## Stated exercise
Locate every line in the records below that contains the word "your", and copy each one.

## Recorded data
******
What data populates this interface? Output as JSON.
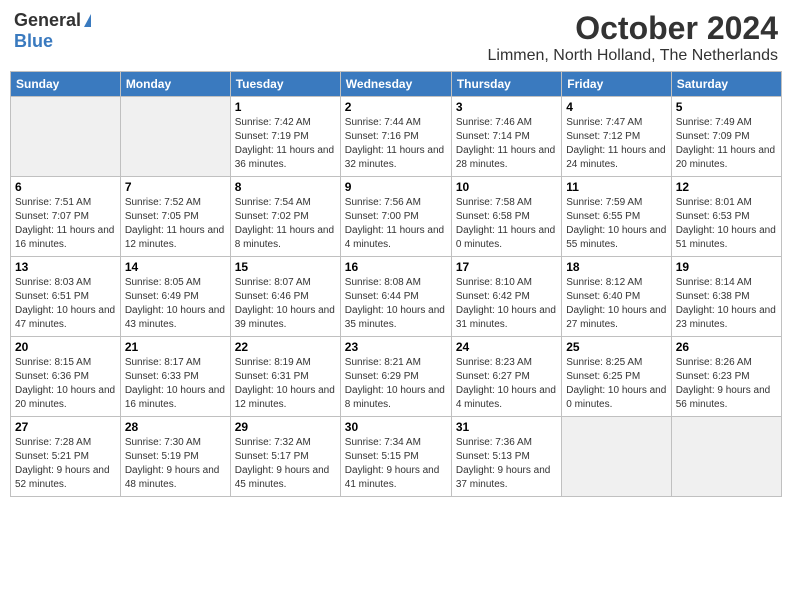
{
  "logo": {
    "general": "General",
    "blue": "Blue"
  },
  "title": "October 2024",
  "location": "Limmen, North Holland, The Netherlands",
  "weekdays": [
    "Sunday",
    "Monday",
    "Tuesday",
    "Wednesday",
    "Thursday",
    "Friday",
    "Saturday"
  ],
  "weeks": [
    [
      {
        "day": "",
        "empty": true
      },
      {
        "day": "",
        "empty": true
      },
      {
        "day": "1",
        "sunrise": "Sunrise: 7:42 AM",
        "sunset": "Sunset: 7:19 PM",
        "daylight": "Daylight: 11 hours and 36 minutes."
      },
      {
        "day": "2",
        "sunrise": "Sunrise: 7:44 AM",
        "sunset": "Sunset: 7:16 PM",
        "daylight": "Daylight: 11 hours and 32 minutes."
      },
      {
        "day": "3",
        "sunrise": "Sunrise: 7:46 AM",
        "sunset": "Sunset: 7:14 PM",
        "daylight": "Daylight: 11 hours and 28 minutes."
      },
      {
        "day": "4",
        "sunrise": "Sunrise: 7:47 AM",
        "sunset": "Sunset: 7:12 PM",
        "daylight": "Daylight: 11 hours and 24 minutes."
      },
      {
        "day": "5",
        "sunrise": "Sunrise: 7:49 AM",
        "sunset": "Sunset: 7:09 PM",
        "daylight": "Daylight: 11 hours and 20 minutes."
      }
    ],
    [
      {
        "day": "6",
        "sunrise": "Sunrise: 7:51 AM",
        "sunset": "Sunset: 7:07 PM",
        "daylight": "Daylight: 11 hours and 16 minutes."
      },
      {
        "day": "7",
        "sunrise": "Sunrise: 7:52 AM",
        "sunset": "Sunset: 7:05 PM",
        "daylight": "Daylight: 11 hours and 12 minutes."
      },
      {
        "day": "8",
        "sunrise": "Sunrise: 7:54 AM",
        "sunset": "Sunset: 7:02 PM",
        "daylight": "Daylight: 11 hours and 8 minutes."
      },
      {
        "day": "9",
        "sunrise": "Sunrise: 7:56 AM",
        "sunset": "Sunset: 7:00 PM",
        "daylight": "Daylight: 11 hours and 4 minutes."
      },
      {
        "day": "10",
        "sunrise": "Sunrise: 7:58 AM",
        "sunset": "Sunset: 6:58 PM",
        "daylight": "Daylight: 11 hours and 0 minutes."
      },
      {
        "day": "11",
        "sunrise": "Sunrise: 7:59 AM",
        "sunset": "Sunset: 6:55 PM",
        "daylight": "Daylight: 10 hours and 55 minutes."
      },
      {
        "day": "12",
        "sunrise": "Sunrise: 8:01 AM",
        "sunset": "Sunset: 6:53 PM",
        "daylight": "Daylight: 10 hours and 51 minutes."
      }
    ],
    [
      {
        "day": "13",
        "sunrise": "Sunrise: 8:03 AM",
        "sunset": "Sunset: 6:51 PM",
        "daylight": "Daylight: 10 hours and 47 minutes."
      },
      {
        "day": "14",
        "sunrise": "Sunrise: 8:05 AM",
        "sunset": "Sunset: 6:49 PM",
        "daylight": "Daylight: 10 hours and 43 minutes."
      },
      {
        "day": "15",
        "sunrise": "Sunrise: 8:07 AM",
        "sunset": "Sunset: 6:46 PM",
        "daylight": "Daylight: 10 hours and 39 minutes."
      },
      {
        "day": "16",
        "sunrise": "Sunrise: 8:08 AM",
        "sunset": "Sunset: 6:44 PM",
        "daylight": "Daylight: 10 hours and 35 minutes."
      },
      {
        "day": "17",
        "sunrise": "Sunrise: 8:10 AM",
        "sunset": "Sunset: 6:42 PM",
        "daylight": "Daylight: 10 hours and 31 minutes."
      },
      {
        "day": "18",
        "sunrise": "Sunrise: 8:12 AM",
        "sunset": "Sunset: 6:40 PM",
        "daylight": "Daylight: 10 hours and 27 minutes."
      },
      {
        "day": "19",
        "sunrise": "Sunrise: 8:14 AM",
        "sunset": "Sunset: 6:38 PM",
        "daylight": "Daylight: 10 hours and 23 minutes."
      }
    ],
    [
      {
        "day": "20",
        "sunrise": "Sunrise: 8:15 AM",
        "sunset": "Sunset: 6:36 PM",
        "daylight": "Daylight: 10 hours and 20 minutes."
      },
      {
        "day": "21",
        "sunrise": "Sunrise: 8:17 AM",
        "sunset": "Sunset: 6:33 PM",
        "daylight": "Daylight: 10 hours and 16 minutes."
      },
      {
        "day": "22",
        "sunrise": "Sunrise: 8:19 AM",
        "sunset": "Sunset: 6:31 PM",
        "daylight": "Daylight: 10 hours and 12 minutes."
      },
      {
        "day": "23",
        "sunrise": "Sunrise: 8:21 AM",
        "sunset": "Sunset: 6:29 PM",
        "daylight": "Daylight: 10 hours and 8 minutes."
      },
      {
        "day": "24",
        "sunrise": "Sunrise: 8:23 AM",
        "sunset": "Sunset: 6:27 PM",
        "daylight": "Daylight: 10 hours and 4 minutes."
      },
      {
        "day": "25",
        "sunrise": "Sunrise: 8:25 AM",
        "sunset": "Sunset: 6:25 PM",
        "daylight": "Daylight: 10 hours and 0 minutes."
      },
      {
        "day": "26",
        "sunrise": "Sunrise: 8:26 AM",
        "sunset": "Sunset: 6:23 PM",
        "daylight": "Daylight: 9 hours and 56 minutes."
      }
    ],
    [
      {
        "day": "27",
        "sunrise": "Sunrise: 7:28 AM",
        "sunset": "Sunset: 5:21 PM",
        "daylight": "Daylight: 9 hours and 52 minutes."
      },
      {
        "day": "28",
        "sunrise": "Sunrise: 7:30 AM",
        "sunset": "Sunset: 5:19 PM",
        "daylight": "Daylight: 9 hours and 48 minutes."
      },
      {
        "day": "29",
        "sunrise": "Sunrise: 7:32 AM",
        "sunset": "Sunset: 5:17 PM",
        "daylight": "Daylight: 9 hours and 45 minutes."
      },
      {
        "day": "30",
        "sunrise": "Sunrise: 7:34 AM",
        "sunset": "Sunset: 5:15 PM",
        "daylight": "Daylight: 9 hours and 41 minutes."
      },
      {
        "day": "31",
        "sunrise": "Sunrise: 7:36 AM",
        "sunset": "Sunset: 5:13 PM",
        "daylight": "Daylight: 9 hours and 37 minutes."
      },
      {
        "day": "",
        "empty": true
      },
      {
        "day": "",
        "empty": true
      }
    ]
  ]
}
******
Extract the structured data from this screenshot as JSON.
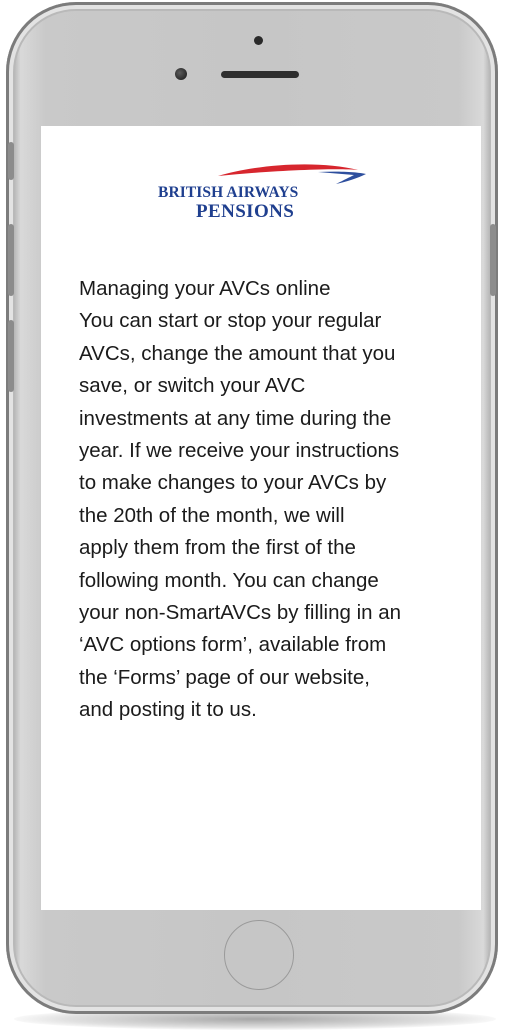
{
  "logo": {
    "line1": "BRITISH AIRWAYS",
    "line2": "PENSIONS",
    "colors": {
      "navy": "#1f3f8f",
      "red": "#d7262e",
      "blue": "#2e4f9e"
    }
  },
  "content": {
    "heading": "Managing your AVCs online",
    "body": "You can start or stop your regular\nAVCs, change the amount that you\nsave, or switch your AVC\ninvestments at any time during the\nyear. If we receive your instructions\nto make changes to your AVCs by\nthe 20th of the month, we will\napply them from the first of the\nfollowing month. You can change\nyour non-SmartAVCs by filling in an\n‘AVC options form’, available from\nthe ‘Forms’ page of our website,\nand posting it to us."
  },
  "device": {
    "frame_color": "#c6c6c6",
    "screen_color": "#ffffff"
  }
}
******
## Exercise response
    "heading": "Managing your AVCs online",
    "body": "You can start or stop your regular\nAVCs, change the amount that you\nsave, or switch your AVC\ninvestments at any time during the\nyear. If we receive your instructions\nto make changes to your AVCs by\nthe 20th of the month, we will\napply them from the first of the\nfollowing month. You can change\nyour non-SmartAVCs by filling in an\n‘AVC options form’, available from\nthe ‘Forms’ page of our website,\nand posting it to us."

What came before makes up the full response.